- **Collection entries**
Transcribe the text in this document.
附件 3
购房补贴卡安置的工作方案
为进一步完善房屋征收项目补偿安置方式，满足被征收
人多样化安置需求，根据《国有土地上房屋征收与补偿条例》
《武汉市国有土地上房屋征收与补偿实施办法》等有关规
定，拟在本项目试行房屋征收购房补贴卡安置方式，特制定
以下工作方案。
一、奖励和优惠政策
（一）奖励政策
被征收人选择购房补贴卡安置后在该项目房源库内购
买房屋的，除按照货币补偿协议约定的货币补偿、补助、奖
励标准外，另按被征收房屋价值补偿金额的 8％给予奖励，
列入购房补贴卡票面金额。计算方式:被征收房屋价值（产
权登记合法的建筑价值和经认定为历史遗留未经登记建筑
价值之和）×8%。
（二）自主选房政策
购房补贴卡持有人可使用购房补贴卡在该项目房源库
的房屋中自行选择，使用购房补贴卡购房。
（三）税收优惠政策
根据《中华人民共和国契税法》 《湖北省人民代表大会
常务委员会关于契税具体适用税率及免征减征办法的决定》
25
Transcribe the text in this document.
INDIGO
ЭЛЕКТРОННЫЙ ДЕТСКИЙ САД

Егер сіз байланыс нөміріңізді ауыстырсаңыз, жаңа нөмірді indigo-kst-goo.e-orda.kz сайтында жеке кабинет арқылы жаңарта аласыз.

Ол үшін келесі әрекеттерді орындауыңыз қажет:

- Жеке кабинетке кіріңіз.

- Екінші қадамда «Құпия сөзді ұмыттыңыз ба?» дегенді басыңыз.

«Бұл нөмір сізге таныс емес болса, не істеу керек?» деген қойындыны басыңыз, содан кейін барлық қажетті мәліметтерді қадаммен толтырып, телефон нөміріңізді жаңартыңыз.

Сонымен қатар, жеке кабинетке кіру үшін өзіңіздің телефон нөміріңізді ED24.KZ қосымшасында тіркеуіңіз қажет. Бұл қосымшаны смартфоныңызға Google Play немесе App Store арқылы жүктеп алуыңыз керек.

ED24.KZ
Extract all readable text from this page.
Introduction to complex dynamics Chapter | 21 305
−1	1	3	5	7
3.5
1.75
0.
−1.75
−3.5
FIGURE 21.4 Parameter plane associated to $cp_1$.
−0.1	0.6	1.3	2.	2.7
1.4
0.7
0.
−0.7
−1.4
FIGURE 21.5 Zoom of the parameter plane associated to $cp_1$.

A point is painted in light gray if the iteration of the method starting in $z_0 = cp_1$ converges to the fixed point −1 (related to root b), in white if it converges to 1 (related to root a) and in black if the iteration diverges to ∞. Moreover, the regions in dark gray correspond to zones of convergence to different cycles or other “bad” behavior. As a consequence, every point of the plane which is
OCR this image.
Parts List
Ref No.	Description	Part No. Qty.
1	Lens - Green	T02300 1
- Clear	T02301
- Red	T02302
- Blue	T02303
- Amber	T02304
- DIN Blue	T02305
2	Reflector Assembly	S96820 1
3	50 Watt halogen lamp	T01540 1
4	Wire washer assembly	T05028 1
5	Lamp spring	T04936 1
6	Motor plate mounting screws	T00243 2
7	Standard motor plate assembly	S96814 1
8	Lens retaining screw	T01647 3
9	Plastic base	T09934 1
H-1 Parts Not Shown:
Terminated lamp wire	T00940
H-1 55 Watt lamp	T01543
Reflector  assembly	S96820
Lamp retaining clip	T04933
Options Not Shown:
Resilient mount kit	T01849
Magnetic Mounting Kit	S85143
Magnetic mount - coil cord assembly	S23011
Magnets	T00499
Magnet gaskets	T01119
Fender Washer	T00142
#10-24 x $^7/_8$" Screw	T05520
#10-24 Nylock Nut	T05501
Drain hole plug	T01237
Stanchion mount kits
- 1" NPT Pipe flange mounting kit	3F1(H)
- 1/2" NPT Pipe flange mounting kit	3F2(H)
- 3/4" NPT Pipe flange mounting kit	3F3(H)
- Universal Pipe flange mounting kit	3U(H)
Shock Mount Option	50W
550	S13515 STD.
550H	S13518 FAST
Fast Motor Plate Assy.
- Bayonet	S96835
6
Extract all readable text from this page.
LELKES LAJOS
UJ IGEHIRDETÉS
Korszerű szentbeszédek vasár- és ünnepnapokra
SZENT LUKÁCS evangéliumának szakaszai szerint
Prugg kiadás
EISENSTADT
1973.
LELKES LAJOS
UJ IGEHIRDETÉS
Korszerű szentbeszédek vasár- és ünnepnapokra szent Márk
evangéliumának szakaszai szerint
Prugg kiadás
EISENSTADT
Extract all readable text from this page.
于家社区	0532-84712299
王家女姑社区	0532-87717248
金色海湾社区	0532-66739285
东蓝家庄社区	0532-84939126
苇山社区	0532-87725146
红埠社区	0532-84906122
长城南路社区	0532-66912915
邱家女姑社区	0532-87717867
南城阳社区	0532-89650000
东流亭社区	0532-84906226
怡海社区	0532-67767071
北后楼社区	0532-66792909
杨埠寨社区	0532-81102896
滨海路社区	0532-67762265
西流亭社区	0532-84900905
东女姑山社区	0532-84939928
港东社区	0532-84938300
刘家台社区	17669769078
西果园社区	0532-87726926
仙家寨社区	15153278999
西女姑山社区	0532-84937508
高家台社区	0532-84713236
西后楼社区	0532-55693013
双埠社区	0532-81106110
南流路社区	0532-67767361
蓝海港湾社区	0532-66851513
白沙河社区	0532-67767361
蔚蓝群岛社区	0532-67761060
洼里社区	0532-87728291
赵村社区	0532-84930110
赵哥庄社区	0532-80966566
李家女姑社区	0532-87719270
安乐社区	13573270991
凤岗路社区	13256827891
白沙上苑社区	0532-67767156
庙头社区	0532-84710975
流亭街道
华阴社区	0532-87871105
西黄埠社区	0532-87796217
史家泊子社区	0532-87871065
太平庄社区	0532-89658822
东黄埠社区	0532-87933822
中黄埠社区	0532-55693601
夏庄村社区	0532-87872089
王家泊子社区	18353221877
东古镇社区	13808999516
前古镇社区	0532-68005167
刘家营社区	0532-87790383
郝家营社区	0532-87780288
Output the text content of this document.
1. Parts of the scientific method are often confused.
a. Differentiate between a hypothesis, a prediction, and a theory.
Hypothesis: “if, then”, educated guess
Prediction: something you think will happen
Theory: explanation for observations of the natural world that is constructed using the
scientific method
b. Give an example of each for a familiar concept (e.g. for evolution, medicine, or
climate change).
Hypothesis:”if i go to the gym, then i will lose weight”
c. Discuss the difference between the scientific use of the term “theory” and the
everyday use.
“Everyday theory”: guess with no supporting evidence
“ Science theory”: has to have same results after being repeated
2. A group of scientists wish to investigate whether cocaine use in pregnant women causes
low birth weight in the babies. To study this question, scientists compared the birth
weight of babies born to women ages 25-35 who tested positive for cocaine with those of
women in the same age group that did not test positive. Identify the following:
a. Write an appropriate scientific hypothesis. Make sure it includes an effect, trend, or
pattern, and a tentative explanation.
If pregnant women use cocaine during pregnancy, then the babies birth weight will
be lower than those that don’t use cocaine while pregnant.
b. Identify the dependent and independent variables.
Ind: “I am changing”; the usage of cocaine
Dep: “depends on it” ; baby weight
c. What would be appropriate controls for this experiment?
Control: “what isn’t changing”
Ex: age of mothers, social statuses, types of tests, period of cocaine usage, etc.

- **Objective**
Write out each line of the data that holds the string "FIGURE".

- **Solution**
FIGURE 21.4 Parameter plane associated to $cp_1$.
FIGURE 21.5 Zoom of the parameter plane associated to $cp_1$.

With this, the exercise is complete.